Omniscope Evo is shipped with a wide range of blocks to perform ETL tasks such as data loading, preparation and analysis with ease. Sometimes, however, some specific functionality or analysis is missing from the toolset. To fill that gap in your workflow, Omniscope makes it easy to include custom scripts written in R or Python using the Custom Block. This article is a tutorial to give you a quick start on how to do that.
The path forward
The goal of this tutorial is to show you how to create a custom block from scratch. As an example, we're going to create a prediction block that uses SVMs (Support Vector Machines) (see https://en.wikipedia.org/wiki/Support-vector_machine if you're interested in what they are; it's however not necessary for this tutorial to know about the theory).
In a nutshell, An SVM is capable of predicting categorical data. It works with datasets in which each record represents a data point. Each data point contains a set of numerical attributes (like the horse power or fuel usage of a car) and a categorical attribute (like the type of car e.g. truck, race-car, etc.). The SVM is trained using a data set that contains data points including the attributes and the category. After training it is then possible to apply the SVM to a data set which doesn't contain the category. The SVM will then predict the most likely category and usually produce a likelihood specifying how confident it is in its prediction.
In this example, we will create a SVM block with two inputs and one output. Data from the first input will be used to train the model. Afterwards the model will be applied to data from the second input, i.e. the SVM will predict the missing category values in the second data set and then send the completed data to the block output.
Setup
Before we can jump into adding this new functionality, we have to make sure the computer or server is setup in order to run Custom Blocks. To check what is needed, please have a look at the article for Setting up the Custom Block. Omniscope executes scripts in a particular fashion which should be compatible with most setups. If however at any point you experience problems, you can check the article about the Custom Block Environment to see in what way your setup causes issues with the way Omniscope works.
Creating a new Custom Block
We start by adding a Custom Block to the workflow. The Block can be found in the block picker under the section "Custom Scripts".
You'll notice that there are 3 blocks at your disposal. In this tutorial we're only concerned with the Custom block. The Python and R blocks are legacy blocks which are soon deprecated and will disappear from the palette. The Custom Block is marked experimental because it is under constant development which brings more features and makes it more easy and fun to work with.
Start by dragging the Custom Block onto the workflow. It should appear like this:
In anticipation of using the block to predict data, we add a Demo Data block to the workflow in which we select the Banking data set:
As already explained, the goal is to train an SVM model, and then to do some predictions on a different data set. Therefore we need some training data and some data to predict. We create it by splitting the Banking data into a 20% training and 80% data to predict set, and then we'll remove the field to predict from the data to predict.

***

## PROBLEM 1
Print the passage of the Custom Block tutorial from "Start by dragging" to "the data to predict.".
## PROBLEM 2
In the Custom Block tutorial, under which section of the block picker is the Custom Block located?
The material that comes next is drawn from a separate source.

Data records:
***

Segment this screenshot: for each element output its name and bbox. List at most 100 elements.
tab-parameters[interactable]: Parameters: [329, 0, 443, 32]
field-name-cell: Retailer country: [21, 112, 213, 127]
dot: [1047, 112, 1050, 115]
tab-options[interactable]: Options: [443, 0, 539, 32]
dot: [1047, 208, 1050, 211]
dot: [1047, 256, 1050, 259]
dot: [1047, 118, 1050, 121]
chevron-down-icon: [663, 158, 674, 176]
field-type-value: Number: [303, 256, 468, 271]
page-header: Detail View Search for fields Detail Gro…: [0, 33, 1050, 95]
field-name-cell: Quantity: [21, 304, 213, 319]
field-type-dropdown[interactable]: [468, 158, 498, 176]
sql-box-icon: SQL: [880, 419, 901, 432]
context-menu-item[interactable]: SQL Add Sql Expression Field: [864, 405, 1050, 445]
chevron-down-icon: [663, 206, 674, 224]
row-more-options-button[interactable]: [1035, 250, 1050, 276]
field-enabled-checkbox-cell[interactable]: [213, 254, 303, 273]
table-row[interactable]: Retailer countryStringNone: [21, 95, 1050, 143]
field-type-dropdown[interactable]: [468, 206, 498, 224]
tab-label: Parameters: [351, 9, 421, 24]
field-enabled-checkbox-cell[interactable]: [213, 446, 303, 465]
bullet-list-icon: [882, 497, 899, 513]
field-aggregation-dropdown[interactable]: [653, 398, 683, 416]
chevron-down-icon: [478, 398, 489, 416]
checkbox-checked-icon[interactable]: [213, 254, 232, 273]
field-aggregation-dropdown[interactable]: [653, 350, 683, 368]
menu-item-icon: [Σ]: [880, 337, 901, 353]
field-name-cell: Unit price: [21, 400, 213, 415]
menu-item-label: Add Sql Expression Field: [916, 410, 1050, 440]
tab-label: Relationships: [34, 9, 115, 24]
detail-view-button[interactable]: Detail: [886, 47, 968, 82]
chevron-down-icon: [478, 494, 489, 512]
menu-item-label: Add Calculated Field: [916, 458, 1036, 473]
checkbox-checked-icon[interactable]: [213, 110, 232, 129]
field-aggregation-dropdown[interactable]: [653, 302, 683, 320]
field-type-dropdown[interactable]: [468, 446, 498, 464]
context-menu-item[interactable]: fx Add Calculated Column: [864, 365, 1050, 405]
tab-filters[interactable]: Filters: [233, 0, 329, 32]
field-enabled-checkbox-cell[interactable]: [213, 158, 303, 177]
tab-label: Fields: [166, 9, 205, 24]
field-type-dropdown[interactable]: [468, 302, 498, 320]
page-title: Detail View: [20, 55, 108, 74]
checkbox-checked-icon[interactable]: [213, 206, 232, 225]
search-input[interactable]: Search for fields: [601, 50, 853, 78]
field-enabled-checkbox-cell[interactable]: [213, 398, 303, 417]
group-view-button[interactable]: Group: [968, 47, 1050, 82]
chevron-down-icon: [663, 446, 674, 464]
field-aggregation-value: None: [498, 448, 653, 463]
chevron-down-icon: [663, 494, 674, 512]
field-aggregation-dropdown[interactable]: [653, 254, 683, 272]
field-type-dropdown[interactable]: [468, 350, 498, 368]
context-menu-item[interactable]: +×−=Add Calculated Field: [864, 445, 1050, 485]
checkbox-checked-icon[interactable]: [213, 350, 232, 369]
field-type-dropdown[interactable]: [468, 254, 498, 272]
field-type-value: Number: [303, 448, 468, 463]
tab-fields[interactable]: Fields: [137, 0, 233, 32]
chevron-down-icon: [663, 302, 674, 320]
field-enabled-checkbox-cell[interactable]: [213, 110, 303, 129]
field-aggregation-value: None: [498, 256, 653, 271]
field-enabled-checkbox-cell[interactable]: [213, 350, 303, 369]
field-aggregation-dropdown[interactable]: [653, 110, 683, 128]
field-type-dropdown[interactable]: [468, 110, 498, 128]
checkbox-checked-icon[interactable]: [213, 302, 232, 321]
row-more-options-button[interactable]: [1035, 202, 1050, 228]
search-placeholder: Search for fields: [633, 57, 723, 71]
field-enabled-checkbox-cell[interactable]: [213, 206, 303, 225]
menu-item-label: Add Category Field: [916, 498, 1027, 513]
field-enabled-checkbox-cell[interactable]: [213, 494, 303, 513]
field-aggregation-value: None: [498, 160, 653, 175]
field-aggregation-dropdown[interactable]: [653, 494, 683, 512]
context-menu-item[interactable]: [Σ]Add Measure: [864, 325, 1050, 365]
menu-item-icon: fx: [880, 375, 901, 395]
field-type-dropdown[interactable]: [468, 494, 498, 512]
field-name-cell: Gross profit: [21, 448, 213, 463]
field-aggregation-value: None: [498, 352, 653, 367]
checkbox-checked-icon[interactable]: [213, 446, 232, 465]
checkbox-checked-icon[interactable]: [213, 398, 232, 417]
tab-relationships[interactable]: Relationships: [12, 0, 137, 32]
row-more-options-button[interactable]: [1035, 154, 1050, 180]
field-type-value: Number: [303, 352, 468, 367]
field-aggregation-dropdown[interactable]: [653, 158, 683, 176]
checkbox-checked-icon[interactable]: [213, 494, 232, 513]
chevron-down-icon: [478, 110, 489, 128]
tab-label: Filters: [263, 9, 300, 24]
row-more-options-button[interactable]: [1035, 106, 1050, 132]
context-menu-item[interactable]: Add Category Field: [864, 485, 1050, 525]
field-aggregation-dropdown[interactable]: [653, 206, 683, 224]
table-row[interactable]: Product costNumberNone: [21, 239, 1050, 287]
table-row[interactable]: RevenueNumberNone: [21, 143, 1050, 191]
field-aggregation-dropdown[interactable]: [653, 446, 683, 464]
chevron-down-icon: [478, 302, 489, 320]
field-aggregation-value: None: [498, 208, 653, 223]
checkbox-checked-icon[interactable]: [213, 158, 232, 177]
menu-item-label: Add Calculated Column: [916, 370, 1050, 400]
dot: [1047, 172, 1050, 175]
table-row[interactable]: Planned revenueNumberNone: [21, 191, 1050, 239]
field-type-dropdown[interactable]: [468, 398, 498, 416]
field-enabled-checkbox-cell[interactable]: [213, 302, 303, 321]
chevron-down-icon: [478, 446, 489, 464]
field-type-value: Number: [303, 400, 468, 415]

***

## EXERCISE SOLUTION 1
Start by dragging the Custom Block onto the workflow. It should appear like this:
In anticipation of using the block to predict data, we add a Demo Data block to the workflow in which we select the Banking data set:
As already explained, the goal is to train an SVM model, and then to do some predictions on a different data set. Therefore we need some training data and some data to predict. We create it by splitting the Banking data into a 20% training and 80% data to predict set, and then we'll remove the field to predict from the data to predict.

## EXERCISE SOLUTION 2
It is located under the "Custom Scripts" section.